::: Data to use
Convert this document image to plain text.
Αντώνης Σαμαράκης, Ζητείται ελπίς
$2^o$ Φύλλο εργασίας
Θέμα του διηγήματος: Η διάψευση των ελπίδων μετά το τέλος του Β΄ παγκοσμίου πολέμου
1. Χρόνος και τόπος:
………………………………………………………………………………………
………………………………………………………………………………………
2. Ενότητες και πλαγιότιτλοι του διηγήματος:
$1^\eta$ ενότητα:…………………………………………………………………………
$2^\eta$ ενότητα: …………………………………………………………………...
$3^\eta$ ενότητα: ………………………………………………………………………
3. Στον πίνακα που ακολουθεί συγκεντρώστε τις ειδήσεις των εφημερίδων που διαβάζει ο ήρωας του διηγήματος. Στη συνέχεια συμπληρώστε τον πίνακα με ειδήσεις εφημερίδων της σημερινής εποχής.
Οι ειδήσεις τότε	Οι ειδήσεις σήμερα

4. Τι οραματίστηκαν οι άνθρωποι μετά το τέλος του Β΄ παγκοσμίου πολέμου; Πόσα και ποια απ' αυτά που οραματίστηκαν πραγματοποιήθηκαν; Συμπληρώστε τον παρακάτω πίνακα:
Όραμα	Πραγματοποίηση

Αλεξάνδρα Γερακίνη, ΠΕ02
::::::
::: Data to use
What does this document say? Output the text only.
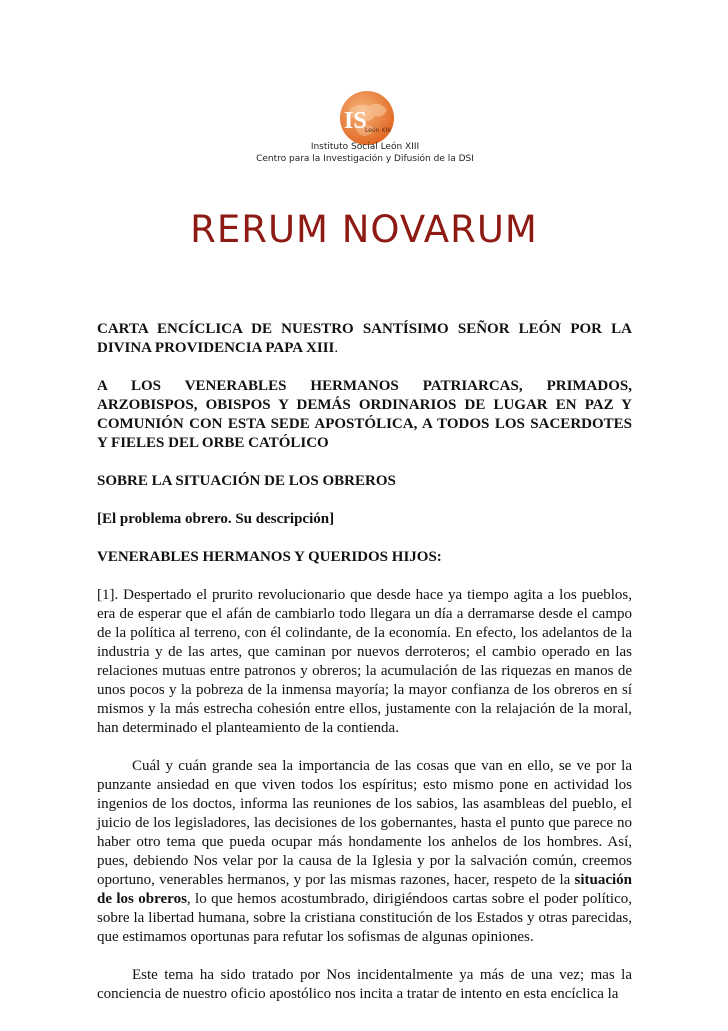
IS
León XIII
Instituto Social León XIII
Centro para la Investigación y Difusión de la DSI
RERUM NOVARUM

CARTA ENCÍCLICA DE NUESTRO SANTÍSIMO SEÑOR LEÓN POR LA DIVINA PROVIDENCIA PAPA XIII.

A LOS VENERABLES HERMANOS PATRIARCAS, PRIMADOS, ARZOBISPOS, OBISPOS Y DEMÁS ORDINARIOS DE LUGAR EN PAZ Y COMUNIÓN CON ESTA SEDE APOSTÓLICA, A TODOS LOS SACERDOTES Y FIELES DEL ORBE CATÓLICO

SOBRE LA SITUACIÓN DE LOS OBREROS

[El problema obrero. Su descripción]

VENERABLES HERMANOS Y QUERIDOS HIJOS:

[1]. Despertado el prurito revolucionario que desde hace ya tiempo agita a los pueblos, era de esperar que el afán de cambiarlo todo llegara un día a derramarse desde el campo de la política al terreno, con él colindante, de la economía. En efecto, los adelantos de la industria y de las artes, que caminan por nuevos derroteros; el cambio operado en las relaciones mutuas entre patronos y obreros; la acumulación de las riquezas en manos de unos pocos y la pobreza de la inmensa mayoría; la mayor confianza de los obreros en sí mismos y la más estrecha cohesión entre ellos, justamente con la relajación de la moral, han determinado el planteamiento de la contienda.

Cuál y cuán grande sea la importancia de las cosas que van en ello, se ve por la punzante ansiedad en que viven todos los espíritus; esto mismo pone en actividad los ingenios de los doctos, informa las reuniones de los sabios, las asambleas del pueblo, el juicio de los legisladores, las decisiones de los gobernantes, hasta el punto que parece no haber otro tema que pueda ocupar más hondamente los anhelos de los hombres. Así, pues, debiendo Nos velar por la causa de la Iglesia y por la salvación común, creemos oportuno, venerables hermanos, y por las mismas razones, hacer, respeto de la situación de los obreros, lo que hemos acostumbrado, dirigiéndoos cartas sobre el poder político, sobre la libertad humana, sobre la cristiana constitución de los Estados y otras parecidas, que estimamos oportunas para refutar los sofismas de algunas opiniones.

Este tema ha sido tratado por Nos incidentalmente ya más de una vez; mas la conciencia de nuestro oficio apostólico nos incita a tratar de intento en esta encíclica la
::::::
#### [What to do]
Which lines of the material contain the string "ειδήσεις"? List each of them.

#### [Task solution]
3. Στον πίνακα που ακολουθεί συγκεντρώστε τις ειδήσεις των εφημερίδων που διαβάζει ο ήρωας του διηγήματος. Στη συνέχεια συμπληρώστε τον πίνακα με ειδήσεις εφημερίδων της σημερινής εποχής.
Οι ειδήσεις τότε	Οι ειδήσεις σήμερα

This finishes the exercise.